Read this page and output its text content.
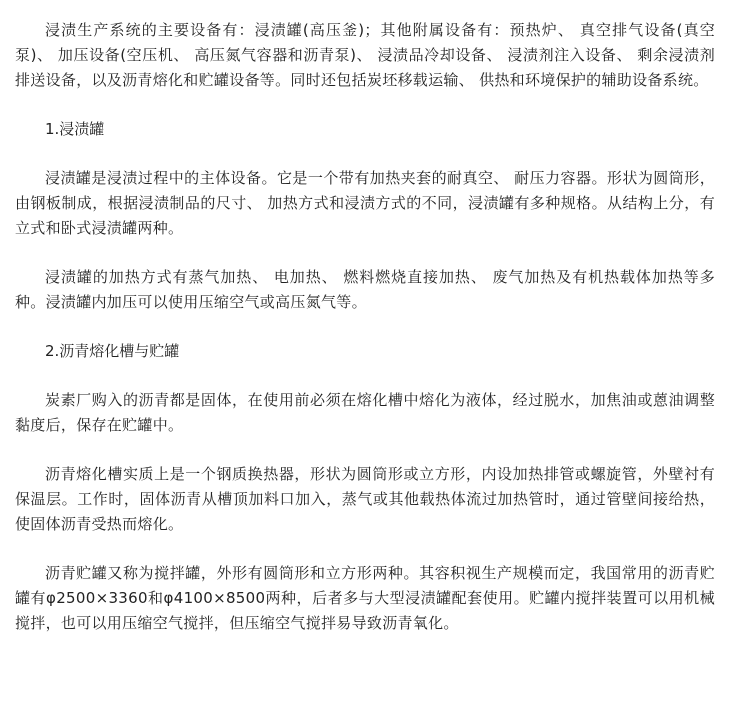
浸渍生产系统的主要设备有：浸渍罐(高压釜)；其他附属设备有：预热炉、 真空排气设备(真空泵)、 加压设备(空压机、 高压氮气容器和沥青泵)、 浸渍品冷却设备、 浸渍剂注入设备、 剩余浸渍剂排送设备，以及沥青熔化和贮罐设备等。同时还包括炭坯移载运输、 供热和环境保护的辅助设备系统。

1.浸渍罐

浸渍罐是浸渍过程中的主体设备。它是一个带有加热夹套的耐真空、 耐压力容器。形状为圆筒形，由钢板制成，根据浸渍制品的尺寸、 加热方式和浸渍方式的不同，浸渍罐有多种规格。从结构上分，有立式和卧式浸渍罐两种。

浸渍罐的加热方式有蒸气加热、 电加热、 燃料燃烧直接加热、 废气加热及有机热载体加热等多种。浸渍罐内加压可以使用压缩空气或高压氮气等。

2.沥青熔化槽与贮罐

炭素厂购入的沥青都是固体，在使用前必须在熔化槽中熔化为液体，经过脱水，加焦油或蒽油调整黏度后，保存在贮罐中。

沥青熔化槽实质上是一个钢质换热器，形状为圆筒形或立方形，内设加热排管或螺旋管，外壁衬有保温层。工作时，固体沥青从槽顶加料口加入，蒸气或其他载热体流过加热管时，通过管壁间接给热，使固体沥青受热而熔化。

沥青贮罐又称为搅拌罐，外形有圆筒形和立方形两种。其容积视生产规模而定，我国常用的沥青贮罐有φ2500×3360和φ4100×8500两种，后者多与大型浸渍罐配套使用。贮罐内搅拌装置可以用机械搅拌，也可以用压缩空气搅拌，但压缩空气搅拌易导致沥青氧化。
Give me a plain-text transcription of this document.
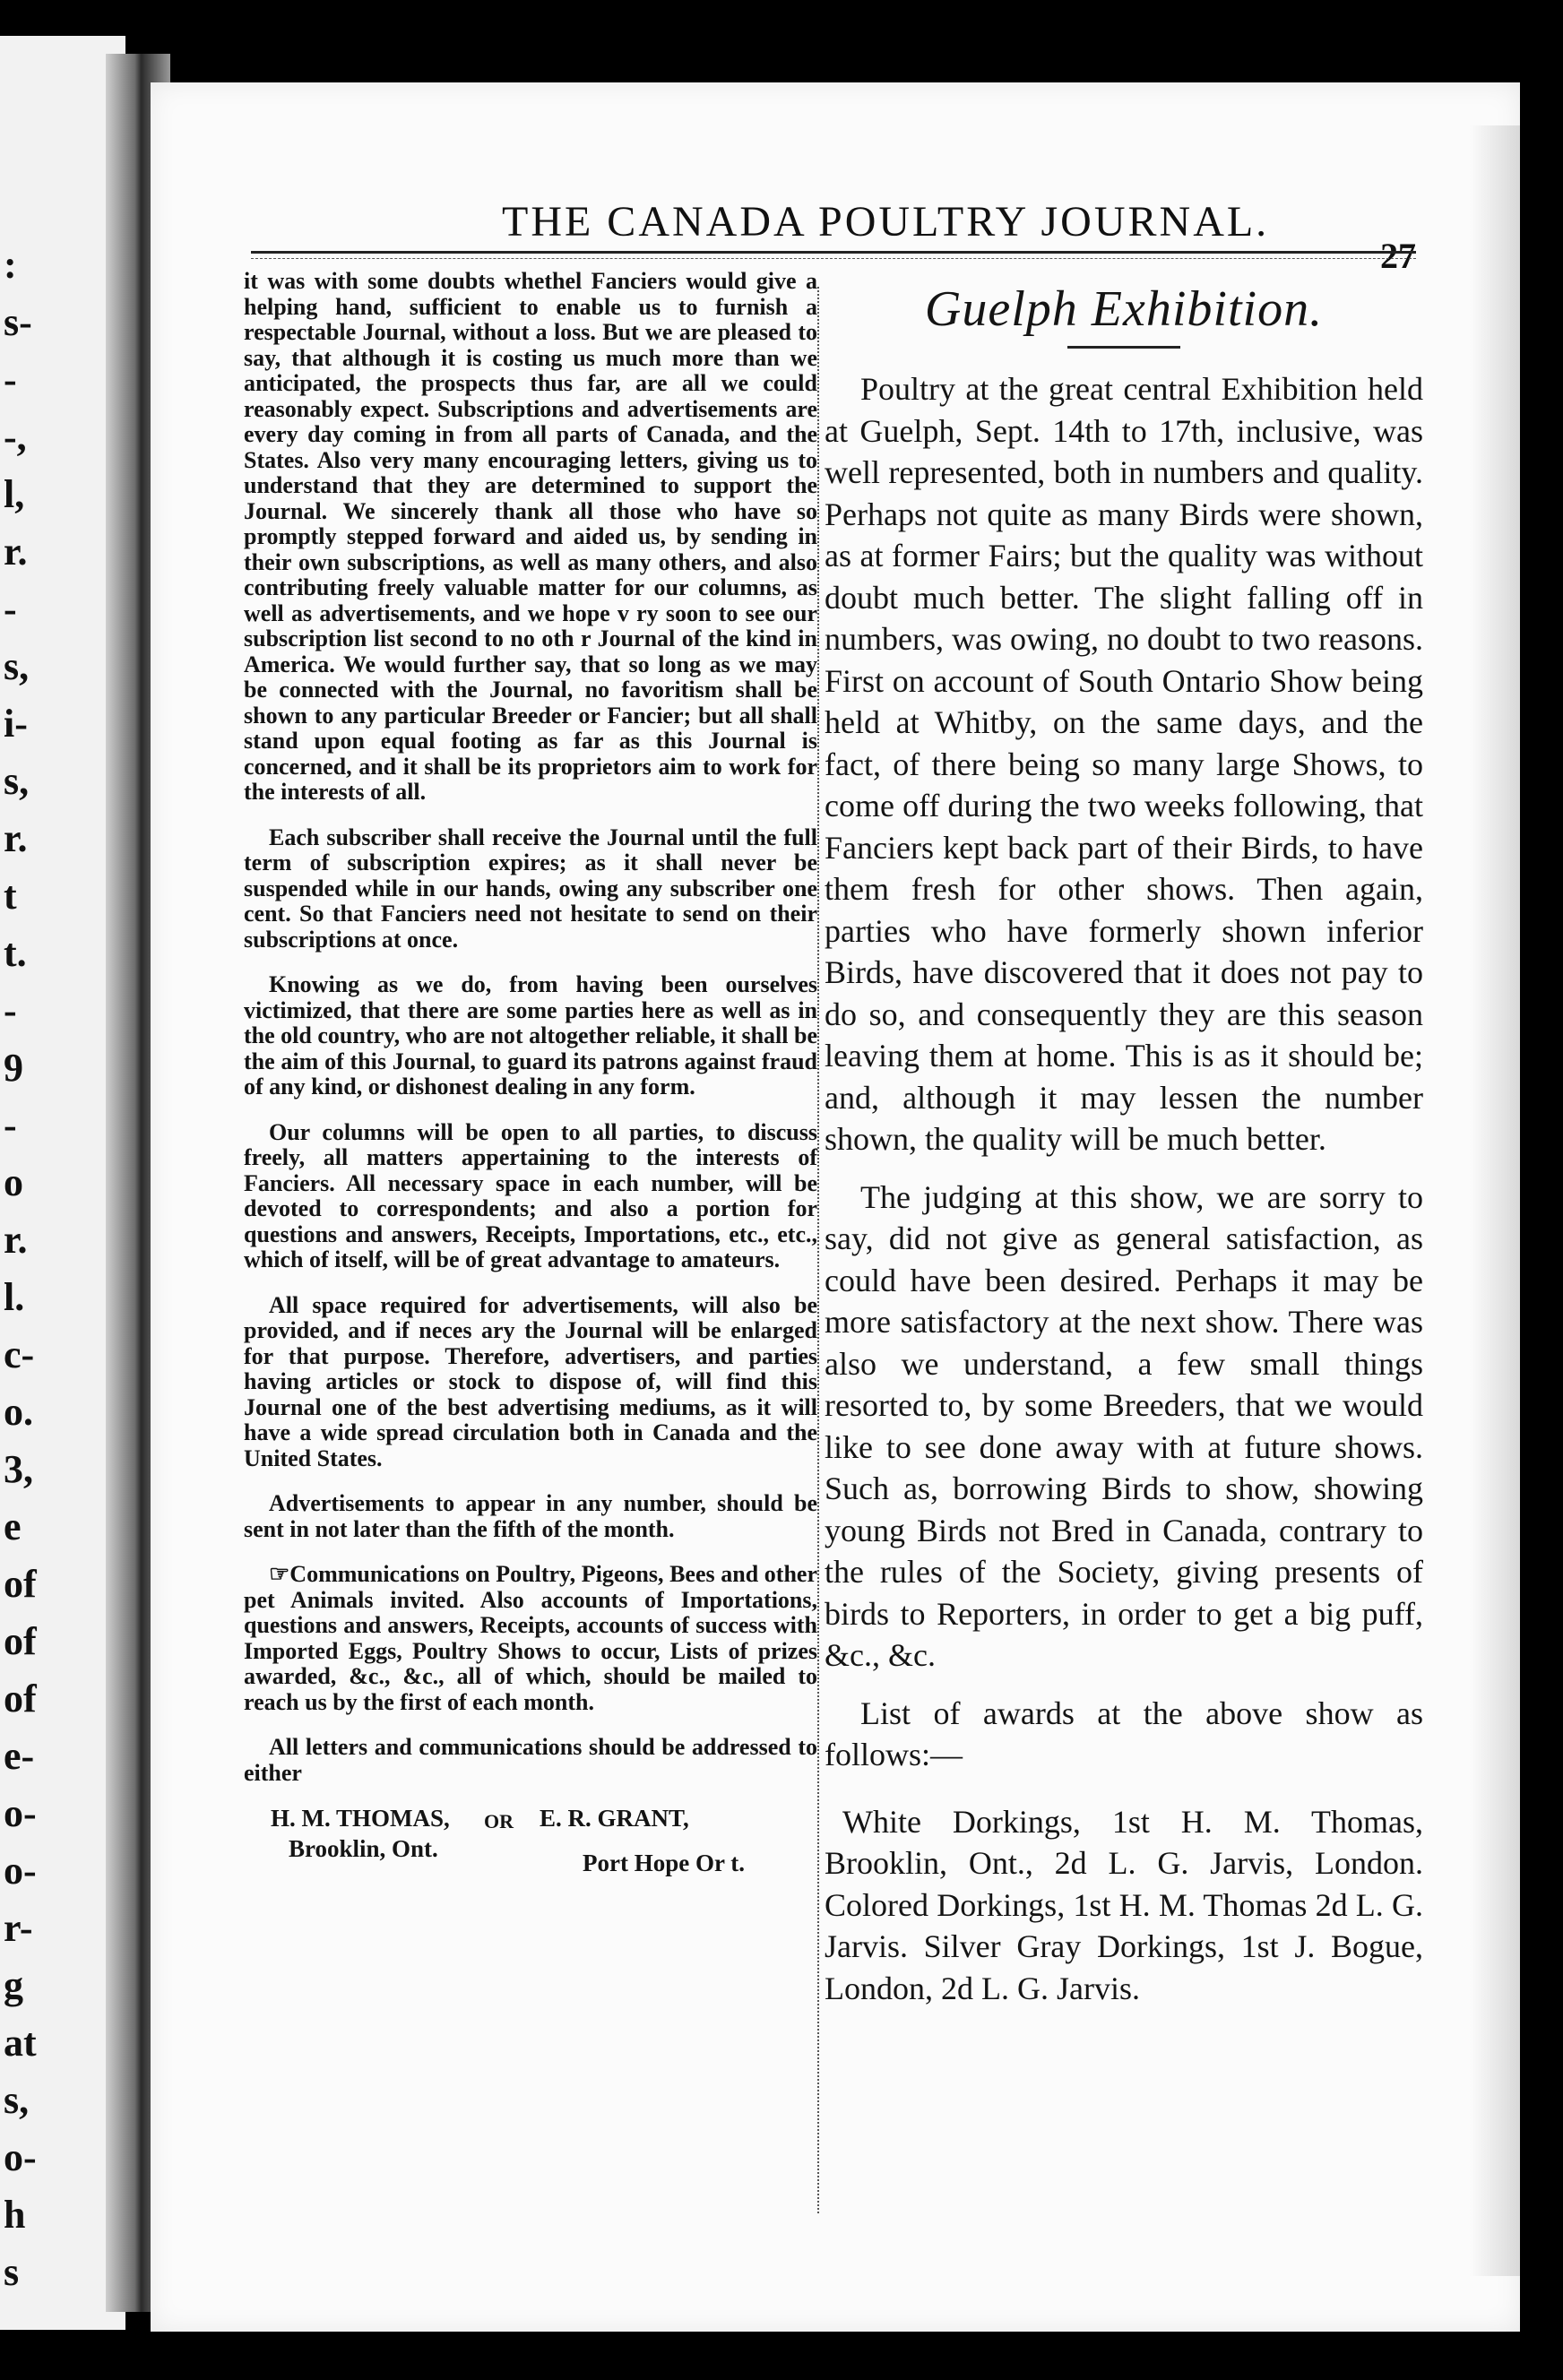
:
s-
-
-,
l,
r.
-
s,
i-
s,
r.
t
t.
-
9
-
o
r.
l.
c-
o.
3,
e
of
of
of
e-
o-
o-
r-
g
at
s,
o-
h
s
THE CANADA POULTRY JOURNAL.
27

it was with some doubts whethel Fanciers would give a helping hand, sufficient to enable us to furnish a respectable Journal, without a loss. But we are pleased to say, that although it is costing us much more than we anticipated, the prospects thus far, are all we could reasonably expect. Subscriptions and advertisements are every day coming in from all parts of Canada, and the States. Also very many encouraging letters, giving us to understand that they are determined to support the Journal. We sincerely thank all those who have so promptly stepped forward and aided us, by sending in their own subscriptions, as well as many others, and also contributing freely valuable matter for our columns, as well as advertisements, and we hope v ry soon to see our subscription list second to no oth r Journal of the kind in America. We would further say, that so long as we may be connected with the Journal, no favoritism shall be shown to any particular Breeder or Fancier; but all shall stand upon equal footing as far as this Journal is concerned, and it shall be its proprietors aim to work for the interests of all.

Each subscriber shall receive the Journal until the full term of subscription expires; as it shall never be suspended while in our hands, owing any subscriber one cent. So that Fanciers need not hesitate to send on their subscriptions at once.

Knowing as we do, from having been ourselves victimized, that there are some parties here as well as in the old country, who are not altogether reliable, it shall be the aim of this Journal, to guard its patrons against fraud of any kind, or dishonest dealing in any form.

Our columns will be open to all parties, to discuss freely, all matters appertaining to the interests of Fanciers. All necessary space in each number, will be devoted to correspondents; and also a portion for questions and answers, Receipts, Importations, etc., etc., which of itself, will be of great advantage to amateurs.

All space required for advertisements, will also be provided, and if neces ary the Journal will be enlarged for that purpose. Therefore, advertisers, and parties having articles or stock to dispose of, will find this Journal one of the best advertising mediums, as it will have a wide spread circulation both in Canada and the United States.

Advertisements to appear in any number, should be sent in not later than the fifth of the month.

☞Communications on Poultry, Pigeons, Bees and other pet Animals invited. Also accounts of Importations, questions and answers, Receipts, accounts of success with Imported Eggs, Poultry Shows to occur, Lists of prizes awarded, &c., &c., all of which, should be mailed to reach us by the first of each month.

All letters and communications should be addressed to either

H. M. THOMAS,
Brooklin, Ont.
OR E. R. GRANT,
Port Hope Or t.
Guelph Exhibition.

Poultry at the great central Exhibition held at Guelph, Sept. 14th to 17th, inclusive, was well represented, both in numbers and quality. Perhaps not quite as many Birds were shown, as at former Fairs; but the quality was without doubt much better. The slight falling off in numbers, was owing, no doubt to two reasons. First on account of South Ontario Show being held at Whitby, on the same days, and the fact, of there being so many large Shows, to come off during the two weeks following, that Fanciers kept back part of their Birds, to have them fresh for other shows. Then again, parties who have formerly shown inferior Birds, have discovered that it does not pay to do so, and consequently they are this season leaving them at home. This is as it should be; and, although it may lessen the number shown, the quality will be much better.

The judging at this show, we are sorry to say, did not give as general satisfaction, as could have been desired. Perhaps it may be more satisfactory at the next show. There was also we understand, a few small things resorted to, by some Breeders, that we would like to see done away with at future shows. Such as, borrowing Birds to show, showing young Birds not Bred in Canada, contrary to the rules of the Society, giving presents of birds to Reporters, in order to get a big puff, &c., &c.

List of awards at the above show as follows:—

White Dorkings, 1st H. M. Thomas, Brooklin, Ont., 2d L. G. Jarvis, London. Colored Dorkings, 1st H. M. Thomas 2d L. G. Jarvis. Silver Gray Dorkings, 1st J. Bogue, London, 2d L. G. Jarvis.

────────────────

**Given instruction:** Give an exact reproduction of every line, leaving out any picture.

**Answer to this task:**
Read this page and output its text content.
浸渍生产系统的主要设备有：浸渍罐(高压釜)；其他附属设备有：预热炉、 真空排气设备(真空泵)、 加压设备(空压机、 高压氮气容器和沥青泵)、 浸渍品冷却设备、 浸渍剂注入设备、 剩余浸渍剂排送设备，以及沥青熔化和贮罐设备等。同时还包括炭坯移载运输、 供热和环境保护的辅助设备系统。

1.浸渍罐

浸渍罐是浸渍过程中的主体设备。它是一个带有加热夹套的耐真空、 耐压力容器。形状为圆筒形，由钢板制成，根据浸渍制品的尺寸、 加热方式和浸渍方式的不同，浸渍罐有多种规格。从结构上分，有立式和卧式浸渍罐两种。

浸渍罐的加热方式有蒸气加热、 电加热、 燃料燃烧直接加热、 废气加热及有机热载体加热等多种。浸渍罐内加压可以使用压缩空气或高压氮气等。

2.沥青熔化槽与贮罐

炭素厂购入的沥青都是固体，在使用前必须在熔化槽中熔化为液体，经过脱水，加焦油或蒽油调整黏度后，保存在贮罐中。

沥青熔化槽实质上是一个钢质换热器，形状为圆筒形或立方形，内设加热排管或螺旋管，外壁衬有保温层。工作时，固体沥青从槽顶加料口加入，蒸气或其他载热体流过加热管时，通过管壁间接给热，使固体沥青受热而熔化。

沥青贮罐又称为搅拌罐，外形有圆筒形和立方形两种。其容积视生产规模而定，我国常用的沥青贮罐有φ2500×3360和φ4100×8500两种，后者多与大型浸渍罐配套使用。贮罐内搅拌装置可以用机械搅拌，也可以用压缩空气搅拌，但压缩空气搅拌易导致沥青氧化。
Give me a plain-text transcription of this document.
:
s-
-
-,
l,
r.
-
s,
i-
s,
r.
t
t.
-
9
-
o
r.
l.
c-
o.
3,
e
of
of
of
e-
o-
o-
r-
g
at
s,
o-
h
s
THE CANADA POULTRY JOURNAL.
27

it was with some doubts whethel Fanciers would give a helping hand, sufficient to enable us to furnish a respectable Journal, without a loss. But we are pleased to say, that although it is costing us much more than we anticipated, the prospects thus far, are all we could reasonably expect. Subscriptions and advertisements are every day coming in from all parts of Canada, and the States. Also very many encouraging letters, giving us to understand that they are determined to support the Journal. We sincerely thank all those who have so promptly stepped forward and aided us, by sending in their own subscriptions, as well as many others, and also contributing freely valuable matter for our columns, as well as advertisements, and we hope v ry soon to see our subscription list second to no oth r Journal of the kind in America. We would further say, that so long as we may be connected with the Journal, no favoritism shall be shown to any particular Breeder or Fancier; but all shall stand upon equal footing as far as this Journal is concerned, and it shall be its proprietors aim to work for the interests of all.

Each subscriber shall receive the Journal until the full term of subscription expires; as it shall never be suspended while in our hands, owing any subscriber one cent. So that Fanciers need not hesitate to send on their subscriptions at once.

Knowing as we do, from having been ourselves victimized, that there are some parties here as well as in the old country, who are not altogether reliable, it shall be the aim of this Journal, to guard its patrons against fraud of any kind, or dishonest dealing in any form.

Our columns will be open to all parties, to discuss freely, all matters appertaining to the interests of Fanciers. All necessary space in each number, will be devoted to correspondents; and also a portion for questions and answers, Receipts, Importations, etc., etc., which of itself, will be of great advantage to amateurs.

All space required for advertisements, will also be provided, and if neces ary the Journal will be enlarged for that purpose. Therefore, advertisers, and parties having articles or stock to dispose of, will find this Journal one of the best advertising mediums, as it will have a wide spread circulation both in Canada and the United States.

Advertisements to appear in any number, should be sent in not later than the fifth of the month.

☞Communications on Poultry, Pigeons, Bees and other pet Animals invited. Also accounts of Importations, questions and answers, Receipts, accounts of success with Imported Eggs, Poultry Shows to occur, Lists of prizes awarded, &c., &c., all of which, should be mailed to reach us by the first of each month.

All letters and communications should be addressed to either

H. M. THOMAS,
Brooklin, Ont.
OR E. R. GRANT,
Port Hope Or t.
Guelph Exhibition.

Poultry at the great central Exhibition held at Guelph, Sept. 14th to 17th, inclusive, was well represented, both in numbers and quality. Perhaps not quite as many Birds were shown, as at former Fairs; but the quality was without doubt much better. The slight falling off in numbers, was owing, no doubt to two reasons. First on account of South Ontario Show being held at Whitby, on the same days, and the fact, of there being so many large Shows, to come off during the two weeks following, that Fanciers kept back part of their Birds, to have them fresh for other shows. Then again, parties who have formerly shown inferior Birds, have discovered that it does not pay to do so, and consequently they are this season leaving them at home. This is as it should be; and, although it may lessen the number shown, the quality will be much better.

The judging at this show, we are sorry to say, did not give as general satisfaction, as could have been desired. Perhaps it may be more satisfactory at the next show. There was also we understand, a few small things resorted to, by some Breeders, that we would like to see done away with at future shows. Such as, borrowing Birds to show, showing young Birds not Bred in Canada, contrary to the rules of the Society, giving presents of birds to Reporters, in order to get a big puff, &c., &c.

List of awards at the above show as follows:—

White Dorkings, 1st H. M. Thomas, Brooklin, Ont., 2d L. G. Jarvis, London. Colored Dorkings, 1st H. M. Thomas 2d L. G. Jarvis. Silver Gray Dorkings, 1st J. Bogue, London, 2d L. G. Jarvis.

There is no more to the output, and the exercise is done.